[REQUEST]
Using the material that follows, identify and copy each line with the string "object".

--- START RECORDS PROVIDED ---

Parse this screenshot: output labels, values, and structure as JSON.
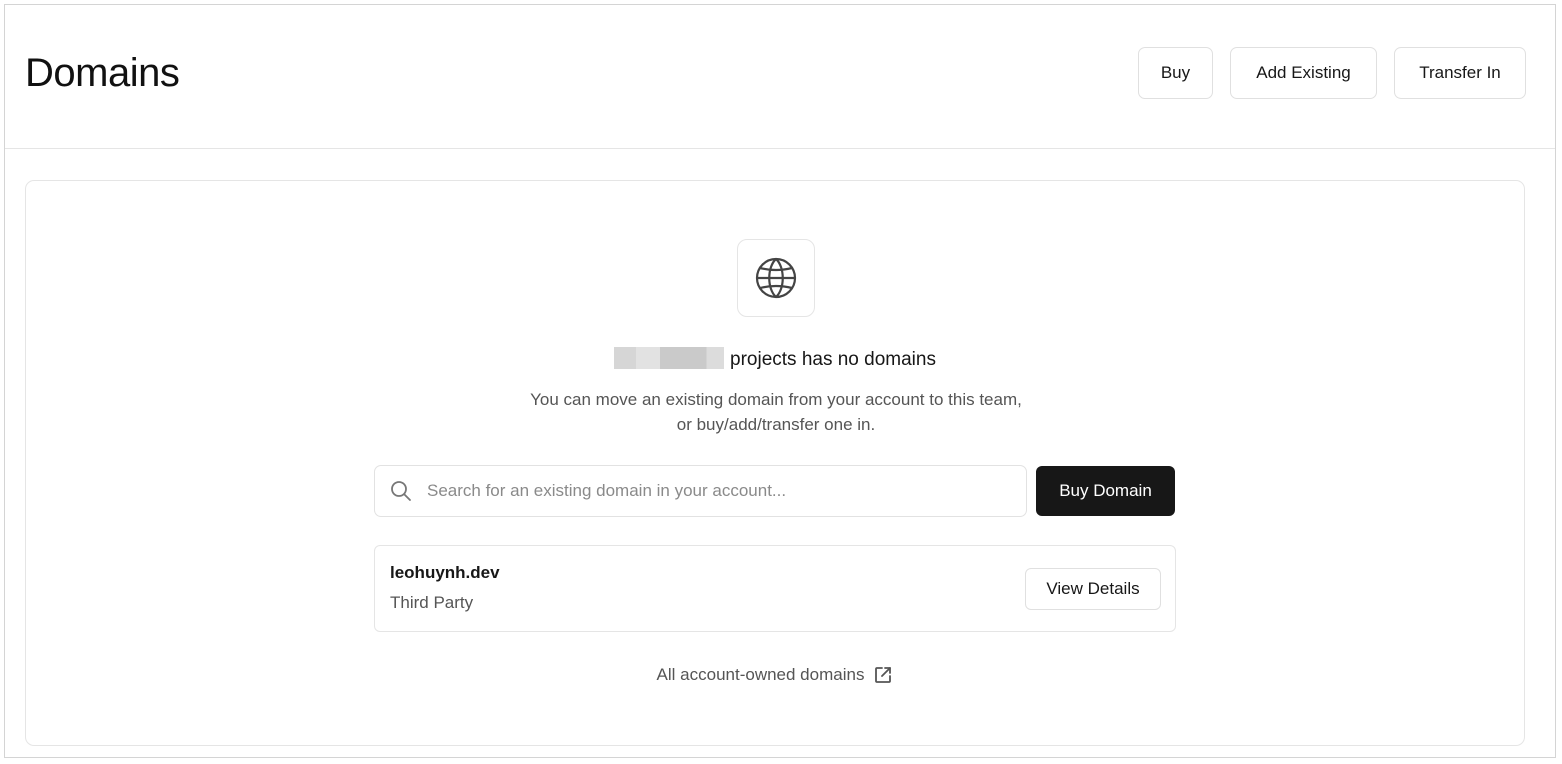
{
  "header": {
    "title": "Domains",
    "buttons": {
      "buy": "Buy",
      "add_existing": "Add Existing",
      "transfer_in": "Transfer In"
    }
  },
  "empty_state": {
    "icon": "globe-icon",
    "title_suffix": "projects has no domains",
    "description": "You can move an existing domain from your account to this team, or buy/add/transfer one in."
  },
  "search": {
    "placeholder": "Search for an existing domain in your account...",
    "value": "",
    "icon": "search-icon"
  },
  "buy_domain_label": "Buy Domain",
  "domains": [
    {
      "name": "leohuynh.dev",
      "type": "Third Party",
      "action_label": "View Details"
    }
  ],
  "footer_link": {
    "label": "All account-owned domains",
    "icon": "external-link-icon"
  },
  "colors": {
    "primary_button_bg": "#171717",
    "border": "#e5e5e5",
    "muted_text": "#555555"
  }
}
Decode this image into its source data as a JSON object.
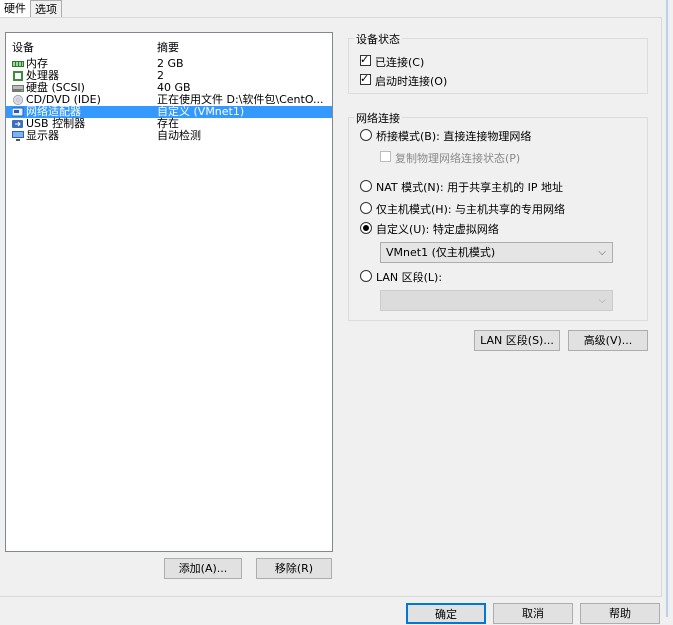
{
  "tabs": [
    {
      "label": "硬件"
    },
    {
      "label": "选项"
    }
  ],
  "device_list": {
    "header_device": "设备",
    "header_summary": "摘要",
    "rows": [
      {
        "name": "内存",
        "summary": "2 GB",
        "icon": "memory-icon"
      },
      {
        "name": "处理器",
        "summary": "2",
        "icon": "processor-icon"
      },
      {
        "name": "硬盘 (SCSI)",
        "summary": "40 GB",
        "icon": "harddisk-icon"
      },
      {
        "name": "CD/DVD (IDE)",
        "summary": "正在使用文件 D:\\软件包\\CentO...",
        "icon": "cdrom-icon"
      },
      {
        "name": "网络适配器",
        "summary": "自定义 (VMnet1)",
        "icon": "network-adapter-icon",
        "selected": true
      },
      {
        "name": "USB 控制器",
        "summary": "存在",
        "icon": "usb-icon"
      },
      {
        "name": "显示器",
        "summary": "自动检测",
        "icon": "monitor-icon"
      }
    ]
  },
  "buttons": {
    "add": "添加(A)...",
    "remove": "移除(R)",
    "lan_segments": "LAN 区段(S)...",
    "advanced": "高级(V)...",
    "ok": "确定",
    "cancel": "取消",
    "help": "帮助"
  },
  "device_status": {
    "title": "设备状态",
    "connected": {
      "label": "已连接(C)",
      "checked": true
    },
    "connect_at_power_on": {
      "label": "启动时连接(O)",
      "checked": true
    }
  },
  "network_connection": {
    "title": "网络连接",
    "bridged": {
      "label": "桥接模式(B): 直接连接物理网络",
      "selected": false
    },
    "replicate": {
      "label": "复制物理网络连接状态(P)",
      "checked": false,
      "enabled": false
    },
    "nat": {
      "label": "NAT 模式(N): 用于共享主机的 IP 地址",
      "selected": false
    },
    "host_only": {
      "label": "仅主机模式(H): 与主机共享的专用网络",
      "selected": false
    },
    "custom": {
      "label": "自定义(U): 特定虚拟网络",
      "selected": true
    },
    "custom_select_value": "VMnet1 (仅主机模式)",
    "lan_segment": {
      "label": "LAN 区段(L):",
      "selected": false
    },
    "lan_select_value": ""
  },
  "colors": {
    "selection": "#3399ff",
    "primary_border": "#0078d7",
    "window_bg": "#f0f0f0"
  }
}
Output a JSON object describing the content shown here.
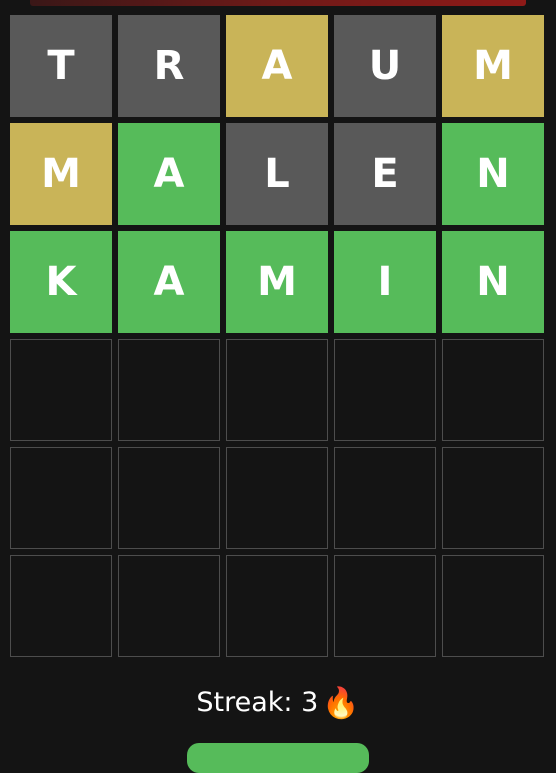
{
  "board": {
    "rows": [
      [
        {
          "letter": "T",
          "state": "absent"
        },
        {
          "letter": "R",
          "state": "absent"
        },
        {
          "letter": "A",
          "state": "present"
        },
        {
          "letter": "U",
          "state": "absent"
        },
        {
          "letter": "M",
          "state": "present"
        }
      ],
      [
        {
          "letter": "M",
          "state": "present"
        },
        {
          "letter": "A",
          "state": "correct"
        },
        {
          "letter": "L",
          "state": "absent"
        },
        {
          "letter": "E",
          "state": "absent"
        },
        {
          "letter": "N",
          "state": "correct"
        }
      ],
      [
        {
          "letter": "K",
          "state": "correct"
        },
        {
          "letter": "A",
          "state": "correct"
        },
        {
          "letter": "M",
          "state": "correct"
        },
        {
          "letter": "I",
          "state": "correct"
        },
        {
          "letter": "N",
          "state": "correct"
        }
      ],
      [
        {
          "letter": "",
          "state": "empty"
        },
        {
          "letter": "",
          "state": "empty"
        },
        {
          "letter": "",
          "state": "empty"
        },
        {
          "letter": "",
          "state": "empty"
        },
        {
          "letter": "",
          "state": "empty"
        }
      ],
      [
        {
          "letter": "",
          "state": "empty"
        },
        {
          "letter": "",
          "state": "empty"
        },
        {
          "letter": "",
          "state": "empty"
        },
        {
          "letter": "",
          "state": "empty"
        },
        {
          "letter": "",
          "state": "empty"
        }
      ],
      [
        {
          "letter": "",
          "state": "empty"
        },
        {
          "letter": "",
          "state": "empty"
        },
        {
          "letter": "",
          "state": "empty"
        },
        {
          "letter": "",
          "state": "empty"
        },
        {
          "letter": "",
          "state": "empty"
        }
      ]
    ]
  },
  "streak": {
    "label": "Streak: 3",
    "icon": "fire-icon"
  },
  "colors": {
    "absent": "#595959",
    "present": "#c9b458",
    "correct": "#56bb5a",
    "background": "#141414",
    "empty_border": "#4d4d4d"
  }
}
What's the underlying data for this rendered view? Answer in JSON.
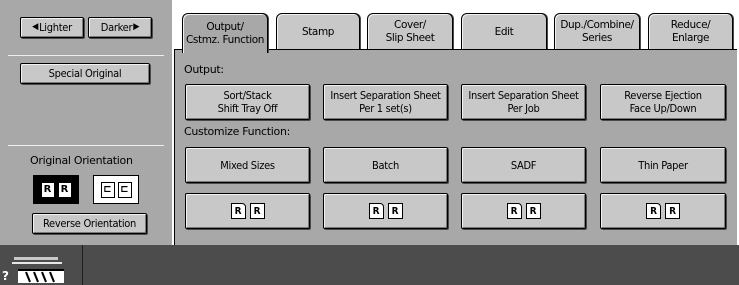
{
  "density": {
    "lighter_label": "Lighter",
    "darker_label": "Darker"
  },
  "left": {
    "special_original_label": "Special Original",
    "orientation_title": "Original Orientation",
    "orientation_portrait_glyph": "R",
    "orientation_landscape_glyph": "⊏",
    "reverse_orientation_label": "Reverse Orientation"
  },
  "tabs": [
    {
      "label": "Output/\nCstmz. Function",
      "active": true
    },
    {
      "label": "Stamp",
      "active": false
    },
    {
      "label": "Cover/\nSlip Sheet",
      "active": false
    },
    {
      "label": "Edit",
      "active": false
    },
    {
      "label": "Dup./Combine/\nSeries",
      "active": false
    },
    {
      "label": "Reduce/\nEnlarge",
      "active": false
    }
  ],
  "output": {
    "section_label": "Output:",
    "buttons": [
      {
        "label": "Sort/Stack\nShift Tray Off"
      },
      {
        "label": "Insert Separation Sheet\nPer    1 set(s)"
      },
      {
        "label": "Insert Separation Sheet\nPer Job"
      },
      {
        "label": "Reverse Ejection\nFace Up/Down"
      }
    ]
  },
  "customize": {
    "section_label": "Customize Function:",
    "buttons": [
      {
        "label": "Mixed Sizes"
      },
      {
        "label": "Batch"
      },
      {
        "label": "SADF"
      },
      {
        "label": "Thin Paper"
      }
    ],
    "icon_glyph": "R"
  },
  "status": {
    "help_glyph": "?"
  },
  "colors": {
    "panel_gray": "#a8a8a8",
    "button_gray": "#c8c8c8",
    "bottom_bar": "#4c4c4c"
  }
}
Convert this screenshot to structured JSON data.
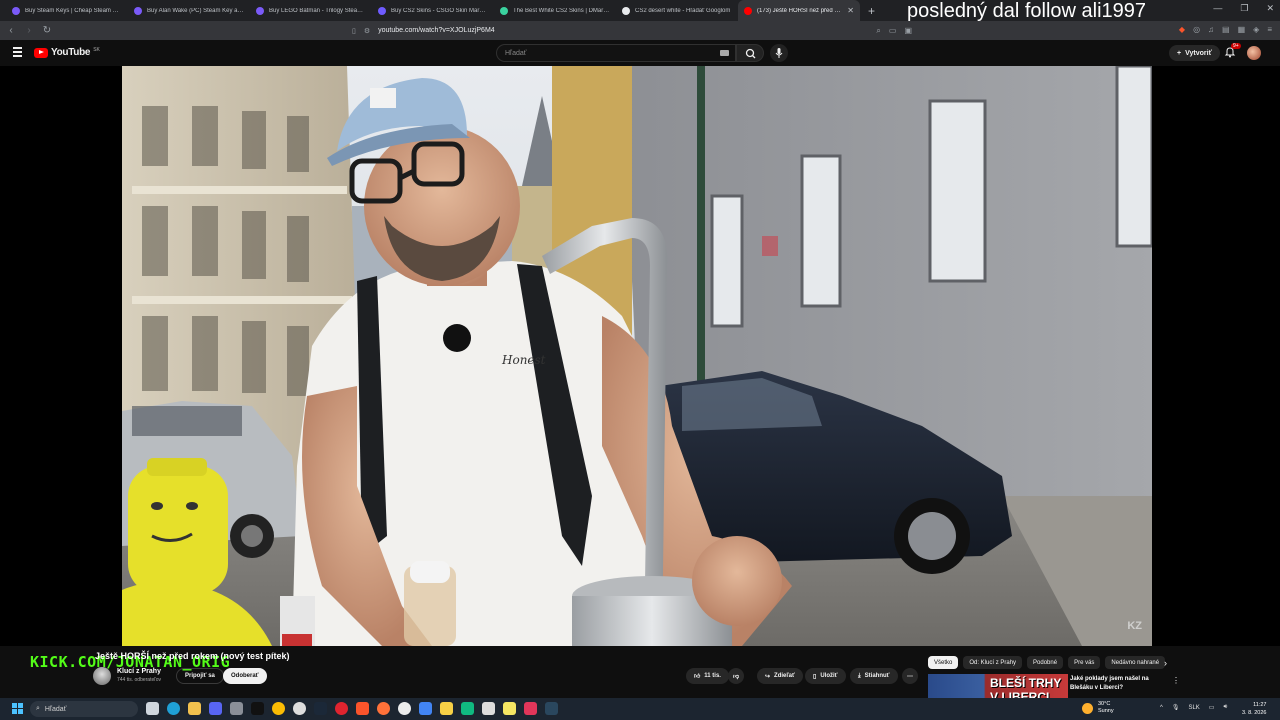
{
  "browser": {
    "tabs": [
      {
        "title": "Buy Steam Keys | Cheap Steam Games",
        "favicon_color": "#7a5af8"
      },
      {
        "title": "Buy Alan Wake (PC) Steam Key at a discount",
        "favicon_color": "#7a5af8"
      },
      {
        "title": "Buy LEGO Batman - Trilogy Steam key",
        "favicon_color": "#7a5af8"
      },
      {
        "title": "Buy CS2 Skins - CSGO Skin Marketplace",
        "favicon_color": "#6e5bff"
      },
      {
        "title": "The Best White CS2 Skins | DMarket",
        "favicon_color": "#3ad29f"
      },
      {
        "title": "CS2 desert white - Hľadať Googlom",
        "favicon_color": "#e8eaed"
      },
      {
        "title": "(173) Ještě HORŠÍ než před rokem",
        "favicon_color": "#ff0000",
        "active": true
      }
    ],
    "new_tab": "+",
    "url": "youtube.com/watch?v=XJOLuzjP6M4",
    "stream_overlay_text": "posledný dal follow ali1997"
  },
  "youtube": {
    "logo_text": "YouTube",
    "logo_country": "SK",
    "search_placeholder": "Hľadať",
    "create_label": "Vytvoriť",
    "notification_count": "9+"
  },
  "video": {
    "watermark": "KZ",
    "stream_link": "KICK.COM/JONATAN_ORIG",
    "title": "Ještě HORŠÍ než před rokem (nový test pítek)",
    "channel_name": "Klucí z Prahy",
    "channel_subs": "744 tis. odberateľov",
    "join_label": "Pripojiť sa",
    "subscribe_label": "Odoberať",
    "likes": "11 tis.",
    "share_label": "Zdieľať",
    "save_label": "Uložiť",
    "download_label": "Stiahnuť"
  },
  "recommendations": {
    "chips": [
      "Všetko",
      "Od: Klucí z Prahy",
      "Podobné",
      "Pre vás",
      "Nedávno nahrané"
    ],
    "first_title": "Jaké poklady jsem našel na Blešáku v Liberci?",
    "first_thumb_text": "BLEŠÍ TRHY V LIBERCI"
  },
  "taskbar": {
    "search_placeholder": "Hľadať",
    "weather_temp": "30°C",
    "weather_desc": "Sunny",
    "lang": "SLK",
    "time": "11:27",
    "date": "3. 8. 2026"
  }
}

--- END RECORDS PROVIDED ---

[WRITTEN REPLY]
Decode this image into its source data as a JSON object.
Output a JSON object describing the content shown here.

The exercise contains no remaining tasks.